Entries with figure data ->
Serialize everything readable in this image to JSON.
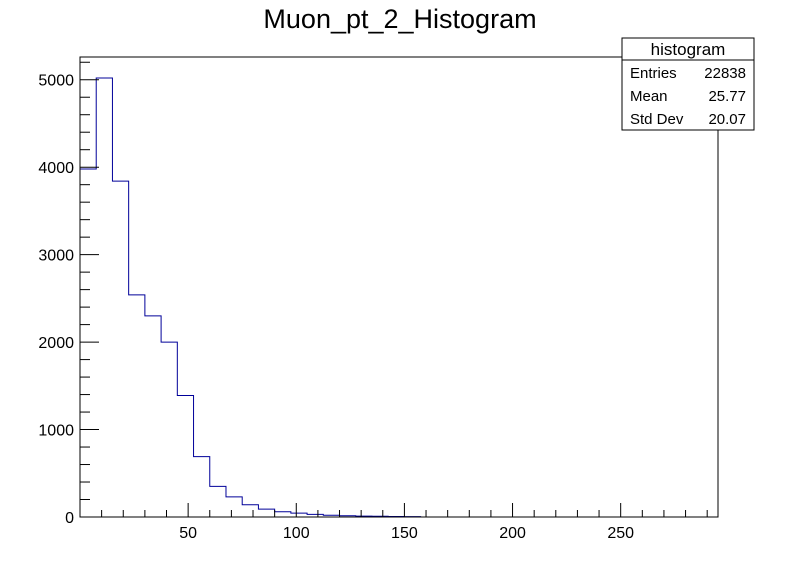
{
  "chart_data": {
    "type": "bar",
    "title": "Muon_pt_2_Histogram",
    "xlabel": "",
    "ylabel": "",
    "xlim": [
      0,
      295
    ],
    "ylim": [
      0,
      5260
    ],
    "grid": false,
    "bin_edges": [
      0,
      7.5,
      15,
      22.5,
      30,
      37.5,
      45,
      52.5,
      60,
      67.5,
      75,
      82.5,
      90,
      97.5,
      105,
      112.5,
      120,
      127.5,
      135,
      142.5,
      150,
      157.5,
      165,
      172.5,
      180,
      187.5,
      195,
      202.5,
      210,
      217.5,
      225,
      232.5,
      240,
      247.5,
      255,
      262.5,
      270,
      277.5,
      285,
      292.5
    ],
    "values": [
      3980,
      5020,
      3840,
      2540,
      2300,
      2000,
      1390,
      690,
      350,
      230,
      140,
      90,
      60,
      45,
      30,
      20,
      15,
      10,
      8,
      6,
      5,
      0,
      0,
      0,
      0,
      0,
      0,
      0,
      0,
      0,
      0,
      0,
      0,
      0,
      0,
      0,
      0,
      0,
      0
    ],
    "x_ticks": [
      50,
      100,
      150,
      200,
      250
    ],
    "y_ticks": [
      0,
      1000,
      2000,
      3000,
      4000,
      5000
    ],
    "x_tick_labels": [
      "50",
      "100",
      "150",
      "200",
      "250"
    ],
    "y_tick_labels": [
      "0",
      "1000",
      "2000",
      "3000",
      "4000",
      "5000"
    ],
    "colors": {
      "line": "#000099",
      "frame": "#000000"
    },
    "stats_box": {
      "placement": "top-right",
      "title": "histogram",
      "rows": [
        {
          "label": "Entries",
          "value": "22838"
        },
        {
          "label": "Mean",
          "value": "25.77"
        },
        {
          "label": "Std Dev",
          "value": "20.07"
        }
      ]
    }
  }
}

Requirements -> Every entry above needs to be retyped exactly; drop the pictures.

Output of the exercise ->
Serialize everything readable in this image to JSON.
{
  "chart_data": {
    "type": "bar",
    "title": "Muon_pt_2_Histogram",
    "xlabel": "",
    "ylabel": "",
    "xlim": [
      0,
      295
    ],
    "ylim": [
      0,
      5260
    ],
    "grid": false,
    "bin_edges": [
      0,
      7.5,
      15,
      22.5,
      30,
      37.5,
      45,
      52.5,
      60,
      67.5,
      75,
      82.5,
      90,
      97.5,
      105,
      112.5,
      120,
      127.5,
      135,
      142.5,
      150,
      157.5,
      165,
      172.5,
      180,
      187.5,
      195,
      202.5,
      210,
      217.5,
      225,
      232.5,
      240,
      247.5,
      255,
      262.5,
      270,
      277.5,
      285,
      292.5
    ],
    "values": [
      3980,
      5020,
      3840,
      2540,
      2300,
      2000,
      1390,
      690,
      350,
      230,
      140,
      90,
      60,
      45,
      30,
      20,
      15,
      10,
      8,
      6,
      5,
      0,
      0,
      0,
      0,
      0,
      0,
      0,
      0,
      0,
      0,
      0,
      0,
      0,
      0,
      0,
      0,
      0,
      0
    ],
    "x_ticks": [
      50,
      100,
      150,
      200,
      250
    ],
    "y_ticks": [
      0,
      1000,
      2000,
      3000,
      4000,
      5000
    ],
    "x_tick_labels": [
      "50",
      "100",
      "150",
      "200",
      "250"
    ],
    "y_tick_labels": [
      "0",
      "1000",
      "2000",
      "3000",
      "4000",
      "5000"
    ],
    "colors": {
      "line": "#000099",
      "frame": "#000000"
    },
    "stats_box": {
      "placement": "top-right",
      "title": "histogram",
      "rows": [
        {
          "label": "Entries",
          "value": "22838"
        },
        {
          "label": "Mean",
          "value": "25.77"
        },
        {
          "label": "Std Dev",
          "value": "20.07"
        }
      ]
    }
  }
}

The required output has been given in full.